--- START ---

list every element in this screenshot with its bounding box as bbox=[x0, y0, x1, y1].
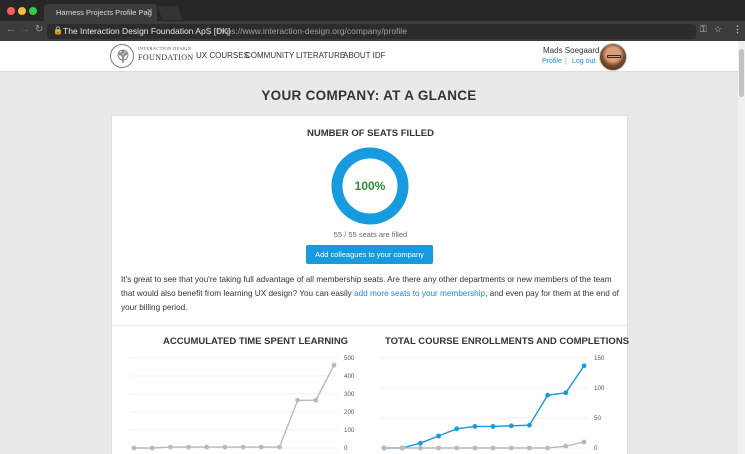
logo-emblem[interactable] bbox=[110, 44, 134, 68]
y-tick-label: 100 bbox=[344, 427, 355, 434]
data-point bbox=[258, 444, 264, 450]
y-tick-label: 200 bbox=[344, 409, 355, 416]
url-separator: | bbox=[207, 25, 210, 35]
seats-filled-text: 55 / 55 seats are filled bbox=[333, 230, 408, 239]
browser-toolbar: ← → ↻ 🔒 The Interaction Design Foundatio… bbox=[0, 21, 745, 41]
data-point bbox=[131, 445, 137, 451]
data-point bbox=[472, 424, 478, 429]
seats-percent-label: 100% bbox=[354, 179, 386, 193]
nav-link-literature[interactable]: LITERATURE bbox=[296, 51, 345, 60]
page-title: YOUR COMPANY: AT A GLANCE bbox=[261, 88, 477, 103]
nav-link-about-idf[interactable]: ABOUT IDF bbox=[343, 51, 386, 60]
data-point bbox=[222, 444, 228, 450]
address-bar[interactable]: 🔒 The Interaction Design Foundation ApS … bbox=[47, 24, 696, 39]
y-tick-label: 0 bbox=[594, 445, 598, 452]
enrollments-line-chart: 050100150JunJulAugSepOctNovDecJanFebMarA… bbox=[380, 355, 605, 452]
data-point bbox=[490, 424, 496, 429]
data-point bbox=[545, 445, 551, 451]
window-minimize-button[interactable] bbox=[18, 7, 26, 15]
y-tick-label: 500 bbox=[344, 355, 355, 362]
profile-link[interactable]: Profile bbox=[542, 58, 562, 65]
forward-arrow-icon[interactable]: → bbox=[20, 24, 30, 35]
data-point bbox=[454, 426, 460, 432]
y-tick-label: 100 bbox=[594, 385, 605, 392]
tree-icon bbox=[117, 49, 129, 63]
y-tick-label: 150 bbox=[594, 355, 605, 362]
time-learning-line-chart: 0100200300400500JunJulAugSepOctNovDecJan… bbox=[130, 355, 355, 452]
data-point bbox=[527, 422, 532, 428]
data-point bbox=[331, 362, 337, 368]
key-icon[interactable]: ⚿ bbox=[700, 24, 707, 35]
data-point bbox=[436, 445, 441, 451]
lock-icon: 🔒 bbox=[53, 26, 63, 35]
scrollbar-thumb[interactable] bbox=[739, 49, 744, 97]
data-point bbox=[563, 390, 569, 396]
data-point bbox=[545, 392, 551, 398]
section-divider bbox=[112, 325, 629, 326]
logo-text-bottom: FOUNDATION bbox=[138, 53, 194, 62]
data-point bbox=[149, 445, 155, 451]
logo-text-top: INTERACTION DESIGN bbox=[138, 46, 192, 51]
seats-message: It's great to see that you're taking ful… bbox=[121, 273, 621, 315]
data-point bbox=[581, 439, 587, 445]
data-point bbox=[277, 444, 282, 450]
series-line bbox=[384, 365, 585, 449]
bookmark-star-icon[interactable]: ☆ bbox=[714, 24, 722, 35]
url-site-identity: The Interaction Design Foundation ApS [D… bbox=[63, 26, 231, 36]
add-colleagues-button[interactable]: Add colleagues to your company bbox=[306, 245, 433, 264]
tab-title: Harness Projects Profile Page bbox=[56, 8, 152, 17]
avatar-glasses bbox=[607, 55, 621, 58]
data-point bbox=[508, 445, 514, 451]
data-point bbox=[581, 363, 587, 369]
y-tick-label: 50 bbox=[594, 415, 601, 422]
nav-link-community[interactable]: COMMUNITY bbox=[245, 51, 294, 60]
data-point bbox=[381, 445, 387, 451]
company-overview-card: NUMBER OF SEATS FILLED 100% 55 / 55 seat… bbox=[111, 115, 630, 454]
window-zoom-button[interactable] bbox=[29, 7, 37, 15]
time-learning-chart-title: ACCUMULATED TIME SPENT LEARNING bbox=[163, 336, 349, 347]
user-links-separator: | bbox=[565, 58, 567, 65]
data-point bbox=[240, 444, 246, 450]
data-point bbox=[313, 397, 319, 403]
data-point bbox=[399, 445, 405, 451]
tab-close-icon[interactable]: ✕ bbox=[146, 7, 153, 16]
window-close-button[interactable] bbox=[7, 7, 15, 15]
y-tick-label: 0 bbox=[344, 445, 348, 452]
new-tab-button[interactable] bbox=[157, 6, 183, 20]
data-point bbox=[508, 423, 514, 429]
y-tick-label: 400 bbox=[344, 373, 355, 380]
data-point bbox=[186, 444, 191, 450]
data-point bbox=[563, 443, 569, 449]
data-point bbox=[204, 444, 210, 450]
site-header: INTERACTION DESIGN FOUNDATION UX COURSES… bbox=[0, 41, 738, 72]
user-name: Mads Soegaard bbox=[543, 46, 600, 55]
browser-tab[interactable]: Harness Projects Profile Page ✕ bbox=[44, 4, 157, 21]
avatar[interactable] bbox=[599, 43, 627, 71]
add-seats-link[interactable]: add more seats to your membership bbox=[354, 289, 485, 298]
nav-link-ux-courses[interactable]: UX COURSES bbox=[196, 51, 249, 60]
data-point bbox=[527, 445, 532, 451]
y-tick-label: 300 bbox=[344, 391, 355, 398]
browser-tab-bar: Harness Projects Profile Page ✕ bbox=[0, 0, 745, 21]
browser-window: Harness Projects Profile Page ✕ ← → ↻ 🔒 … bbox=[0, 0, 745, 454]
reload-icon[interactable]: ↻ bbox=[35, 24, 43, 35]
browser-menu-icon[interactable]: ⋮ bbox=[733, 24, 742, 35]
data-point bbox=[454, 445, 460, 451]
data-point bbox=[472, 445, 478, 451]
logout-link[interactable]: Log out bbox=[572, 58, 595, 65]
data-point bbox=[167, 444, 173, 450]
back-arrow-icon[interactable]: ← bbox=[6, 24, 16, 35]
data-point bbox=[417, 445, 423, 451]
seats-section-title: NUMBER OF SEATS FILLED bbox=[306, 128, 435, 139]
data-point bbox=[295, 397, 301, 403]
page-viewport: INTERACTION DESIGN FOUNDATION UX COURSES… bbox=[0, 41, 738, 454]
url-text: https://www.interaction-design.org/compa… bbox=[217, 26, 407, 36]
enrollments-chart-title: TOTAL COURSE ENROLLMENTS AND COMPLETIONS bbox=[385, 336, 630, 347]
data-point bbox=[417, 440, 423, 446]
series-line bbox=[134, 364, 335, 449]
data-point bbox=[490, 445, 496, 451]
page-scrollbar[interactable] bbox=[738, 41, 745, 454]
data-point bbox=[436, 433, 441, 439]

--- END ---
--- START ---

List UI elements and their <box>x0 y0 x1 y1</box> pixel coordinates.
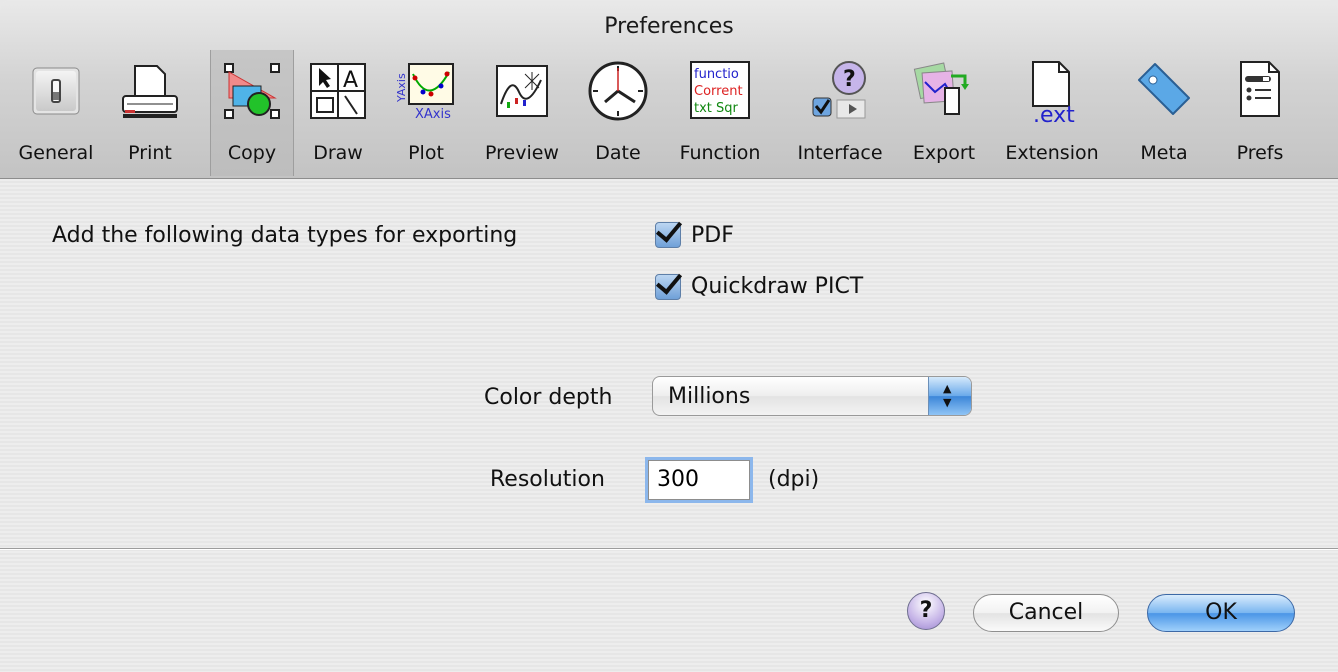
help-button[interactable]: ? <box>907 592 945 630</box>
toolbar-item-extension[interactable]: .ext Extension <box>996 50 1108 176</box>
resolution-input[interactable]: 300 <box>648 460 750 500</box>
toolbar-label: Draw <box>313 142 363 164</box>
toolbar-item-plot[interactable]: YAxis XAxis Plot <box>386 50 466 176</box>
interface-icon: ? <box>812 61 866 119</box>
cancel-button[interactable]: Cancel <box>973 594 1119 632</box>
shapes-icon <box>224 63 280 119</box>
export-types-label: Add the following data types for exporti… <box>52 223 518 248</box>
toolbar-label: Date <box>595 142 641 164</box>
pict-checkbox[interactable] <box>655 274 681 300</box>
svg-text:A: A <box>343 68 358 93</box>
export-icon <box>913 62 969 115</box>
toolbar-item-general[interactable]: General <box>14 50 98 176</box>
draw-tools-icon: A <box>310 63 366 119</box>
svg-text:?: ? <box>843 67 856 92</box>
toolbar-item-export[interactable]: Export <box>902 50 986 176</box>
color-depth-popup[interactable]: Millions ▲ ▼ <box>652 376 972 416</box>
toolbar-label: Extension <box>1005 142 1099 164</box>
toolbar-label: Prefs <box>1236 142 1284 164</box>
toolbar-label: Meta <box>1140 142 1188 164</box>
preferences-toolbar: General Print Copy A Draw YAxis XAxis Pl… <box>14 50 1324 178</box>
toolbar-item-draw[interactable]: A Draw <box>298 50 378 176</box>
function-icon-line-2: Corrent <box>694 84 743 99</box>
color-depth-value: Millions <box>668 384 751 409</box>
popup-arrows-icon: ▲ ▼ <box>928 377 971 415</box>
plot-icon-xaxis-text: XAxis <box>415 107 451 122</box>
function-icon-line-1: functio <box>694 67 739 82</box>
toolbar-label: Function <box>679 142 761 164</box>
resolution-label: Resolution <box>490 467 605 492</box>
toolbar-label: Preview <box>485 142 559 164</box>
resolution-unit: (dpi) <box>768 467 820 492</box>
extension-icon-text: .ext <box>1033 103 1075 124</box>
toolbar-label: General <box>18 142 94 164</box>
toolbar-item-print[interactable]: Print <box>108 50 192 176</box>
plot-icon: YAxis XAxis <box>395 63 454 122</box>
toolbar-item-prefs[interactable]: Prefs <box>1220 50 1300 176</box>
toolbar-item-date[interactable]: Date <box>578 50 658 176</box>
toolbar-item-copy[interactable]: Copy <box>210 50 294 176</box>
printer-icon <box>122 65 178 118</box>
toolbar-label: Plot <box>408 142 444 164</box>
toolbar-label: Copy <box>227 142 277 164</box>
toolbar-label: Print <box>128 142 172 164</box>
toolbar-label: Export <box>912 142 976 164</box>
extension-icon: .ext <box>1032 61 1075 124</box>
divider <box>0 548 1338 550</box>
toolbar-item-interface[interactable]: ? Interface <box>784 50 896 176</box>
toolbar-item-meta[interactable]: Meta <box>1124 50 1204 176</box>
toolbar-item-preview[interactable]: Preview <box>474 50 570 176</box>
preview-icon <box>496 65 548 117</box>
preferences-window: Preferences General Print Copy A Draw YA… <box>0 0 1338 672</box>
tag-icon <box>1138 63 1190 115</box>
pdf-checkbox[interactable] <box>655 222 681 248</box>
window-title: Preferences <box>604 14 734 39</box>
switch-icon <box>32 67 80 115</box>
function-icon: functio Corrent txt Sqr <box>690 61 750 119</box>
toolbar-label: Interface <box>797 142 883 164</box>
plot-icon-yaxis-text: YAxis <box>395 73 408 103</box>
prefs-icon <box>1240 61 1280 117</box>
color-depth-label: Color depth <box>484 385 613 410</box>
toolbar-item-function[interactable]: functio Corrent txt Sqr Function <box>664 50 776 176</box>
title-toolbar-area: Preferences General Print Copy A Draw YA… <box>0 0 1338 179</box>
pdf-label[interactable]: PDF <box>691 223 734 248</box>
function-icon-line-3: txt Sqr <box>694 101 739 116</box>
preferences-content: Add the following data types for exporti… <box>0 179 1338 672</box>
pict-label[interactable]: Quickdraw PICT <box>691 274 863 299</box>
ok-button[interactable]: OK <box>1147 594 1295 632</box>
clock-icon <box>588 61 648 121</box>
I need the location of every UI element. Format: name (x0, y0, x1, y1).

--- END ---

-- The request --
Please repeat the lines word for word, starting at the line that has "logo-emblem[interactable] bbox=[110, 44, 134, 68]" and stopping after the line that has "y-tick-label: 0 bbox=[594, 445, 598, 452]".

-- Result of the exercise --
logo-emblem[interactable] bbox=[110, 44, 134, 68]
y-tick-label: 100 bbox=[344, 427, 355, 434]
data-point bbox=[258, 444, 264, 450]
y-tick-label: 200 bbox=[344, 409, 355, 416]
url-separator: | bbox=[207, 25, 210, 35]
seats-filled-text: 55 / 55 seats are filled bbox=[333, 230, 408, 239]
browser-toolbar: ← → ↻ 🔒 The Interaction Design Foundatio… bbox=[0, 21, 745, 41]
data-point bbox=[131, 445, 137, 451]
data-point bbox=[472, 424, 478, 429]
seats-percent-label: 100% bbox=[354, 179, 386, 193]
nav-link-literature[interactable]: LITERATURE bbox=[296, 51, 345, 60]
page-title: YOUR COMPANY: AT A GLANCE bbox=[261, 88, 477, 103]
nav-link-about-idf[interactable]: ABOUT IDF bbox=[343, 51, 386, 60]
data-point bbox=[222, 444, 228, 450]
address-bar[interactable]: 🔒 The Interaction Design Foundation ApS … bbox=[47, 24, 696, 39]
y-tick-label: 0 bbox=[594, 445, 598, 452]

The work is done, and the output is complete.